• _TO BE DONE_:
Write out the listing exactly as it is given.

• _PROVIDED MATERIAL_:
====
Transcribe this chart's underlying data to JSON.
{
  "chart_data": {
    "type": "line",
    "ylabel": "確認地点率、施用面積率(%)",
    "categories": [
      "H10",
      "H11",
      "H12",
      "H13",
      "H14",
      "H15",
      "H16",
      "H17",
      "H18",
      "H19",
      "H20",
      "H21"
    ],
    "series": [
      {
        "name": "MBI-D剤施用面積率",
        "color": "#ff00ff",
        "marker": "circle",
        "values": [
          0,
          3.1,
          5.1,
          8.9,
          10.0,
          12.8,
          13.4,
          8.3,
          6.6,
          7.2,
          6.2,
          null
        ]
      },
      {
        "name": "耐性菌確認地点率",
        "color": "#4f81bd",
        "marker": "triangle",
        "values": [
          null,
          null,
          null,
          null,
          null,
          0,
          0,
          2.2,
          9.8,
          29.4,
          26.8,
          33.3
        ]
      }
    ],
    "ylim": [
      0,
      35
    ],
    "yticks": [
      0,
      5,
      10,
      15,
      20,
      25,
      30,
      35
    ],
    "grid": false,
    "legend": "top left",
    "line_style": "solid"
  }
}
====
• _EXERCISE ANSWER_:
Transcribe this chart's underlying data to JSON.
{
  "chart_data": {
    "type": "line",
    "ylabel": "確認地点率、施用面積率(%)",
    "categories": [
      "H10",
      "H11",
      "H12",
      "H13",
      "H14",
      "H15",
      "H16",
      "H17",
      "H18",
      "H19",
      "H20",
      "H21"
    ],
    "series": [
      {
        "name": "MBI-D剤施用面積率",
        "color": "#ff00ff",
        "marker": "circle",
        "values": [
          0,
          3.1,
          5.1,
          8.9,
          10.0,
          12.8,
          13.4,
          8.3,
          6.6,
          7.2,
          6.2,
          null
        ]
      },
      {
        "name": "耐性菌確認地点率",
        "color": "#4f81bd",
        "marker": "triangle",
        "values": [
          null,
          null,
          null,
          null,
          null,
          0,
          0,
          2.2,
          9.8,
          29.4,
          26.8,
          33.3
        ]
      }
    ],
    "ylim": [
      0,
      35
    ],
    "yticks": [
      0,
      5,
      10,
      15,
      20,
      25,
      30,
      35
    ],
    "grid": false,
    "legend": "top left",
    "line_style": "solid"
  }
}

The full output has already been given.